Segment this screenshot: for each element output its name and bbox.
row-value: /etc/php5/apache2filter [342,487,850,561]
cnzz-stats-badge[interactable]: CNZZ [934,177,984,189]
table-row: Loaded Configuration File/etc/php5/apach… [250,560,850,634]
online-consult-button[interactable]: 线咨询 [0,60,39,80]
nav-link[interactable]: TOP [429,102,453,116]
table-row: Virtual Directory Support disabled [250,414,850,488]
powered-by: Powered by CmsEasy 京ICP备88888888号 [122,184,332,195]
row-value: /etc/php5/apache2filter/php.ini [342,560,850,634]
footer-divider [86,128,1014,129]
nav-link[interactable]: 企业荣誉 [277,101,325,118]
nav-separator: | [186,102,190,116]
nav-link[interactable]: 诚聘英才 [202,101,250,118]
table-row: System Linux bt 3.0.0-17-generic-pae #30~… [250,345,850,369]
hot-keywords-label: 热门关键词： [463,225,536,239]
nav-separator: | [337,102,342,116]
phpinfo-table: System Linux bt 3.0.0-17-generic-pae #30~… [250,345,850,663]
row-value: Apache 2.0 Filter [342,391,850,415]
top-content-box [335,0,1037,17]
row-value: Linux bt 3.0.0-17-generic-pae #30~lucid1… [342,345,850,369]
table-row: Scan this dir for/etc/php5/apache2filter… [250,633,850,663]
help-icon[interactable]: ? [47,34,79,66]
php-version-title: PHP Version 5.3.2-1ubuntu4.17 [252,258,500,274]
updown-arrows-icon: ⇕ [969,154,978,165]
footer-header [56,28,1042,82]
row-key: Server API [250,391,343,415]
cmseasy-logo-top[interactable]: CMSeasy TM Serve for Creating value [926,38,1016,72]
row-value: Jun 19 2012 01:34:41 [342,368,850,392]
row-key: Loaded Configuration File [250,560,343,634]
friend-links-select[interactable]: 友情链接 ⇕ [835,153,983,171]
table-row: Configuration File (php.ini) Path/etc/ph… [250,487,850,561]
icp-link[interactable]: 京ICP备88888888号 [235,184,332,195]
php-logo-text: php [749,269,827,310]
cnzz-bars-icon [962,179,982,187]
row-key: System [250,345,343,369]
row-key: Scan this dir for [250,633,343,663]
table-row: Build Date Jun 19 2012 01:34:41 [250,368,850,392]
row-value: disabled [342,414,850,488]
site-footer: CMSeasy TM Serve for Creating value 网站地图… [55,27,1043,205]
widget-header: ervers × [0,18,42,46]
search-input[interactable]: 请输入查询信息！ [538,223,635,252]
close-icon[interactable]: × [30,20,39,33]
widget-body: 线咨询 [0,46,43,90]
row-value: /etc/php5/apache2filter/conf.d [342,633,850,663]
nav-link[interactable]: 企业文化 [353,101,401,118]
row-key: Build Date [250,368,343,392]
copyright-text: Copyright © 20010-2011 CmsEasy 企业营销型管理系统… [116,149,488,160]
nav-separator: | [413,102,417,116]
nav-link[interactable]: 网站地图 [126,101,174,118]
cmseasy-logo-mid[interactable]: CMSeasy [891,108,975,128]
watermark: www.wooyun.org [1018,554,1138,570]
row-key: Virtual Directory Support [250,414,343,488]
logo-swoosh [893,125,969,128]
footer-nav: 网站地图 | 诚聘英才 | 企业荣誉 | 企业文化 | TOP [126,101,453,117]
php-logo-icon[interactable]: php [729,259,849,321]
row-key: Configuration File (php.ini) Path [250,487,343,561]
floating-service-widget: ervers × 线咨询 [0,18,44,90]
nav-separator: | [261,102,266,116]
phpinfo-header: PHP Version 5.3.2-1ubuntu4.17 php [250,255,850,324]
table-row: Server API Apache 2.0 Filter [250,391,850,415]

==============================

■ EXERCISE DESCRIPTION: Print everything from the first of the lines above down to and including the one containing "table-row: Scan this". Reproduce each line character for character.

■ COMPLETE OUTPUT:
Segment this screenshot: for each element output its name and bbox.
row-value: /etc/php5/apache2filter [342,487,850,561]
cnzz-stats-badge[interactable]: CNZZ [934,177,984,189]
table-row: Loaded Configuration File/etc/php5/apach… [250,560,850,634]
online-consult-button[interactable]: 线咨询 [0,60,39,80]
nav-link[interactable]: TOP [429,102,453,116]
table-row: Virtual Directory Support disabled [250,414,850,488]
powered-by: Powered by CmsEasy 京ICP备88888888号 [122,184,332,195]
row-value: /etc/php5/apache2filter/php.ini [342,560,850,634]
footer-divider [86,128,1014,129]
nav-link[interactable]: 企业荣誉 [277,101,325,118]
nav-separator: | [186,102,190,116]
nav-link[interactable]: 诚聘英才 [202,101,250,118]
table-row: System Linux bt 3.0.0-17-generic-pae #30~… [250,345,850,369]
hot-keywords-label: 热门关键词： [463,225,536,239]
nav-separator: | [337,102,342,116]
phpinfo-table: System Linux bt 3.0.0-17-generic-pae #30~… [250,345,850,663]
row-value: Apache 2.0 Filter [342,391,850,415]
top-content-box [335,0,1037,17]
row-value: Linux bt 3.0.0-17-generic-pae #30~lucid1… [342,345,850,369]
table-row: Scan this dir for/etc/php5/apache2filter… [250,633,850,663]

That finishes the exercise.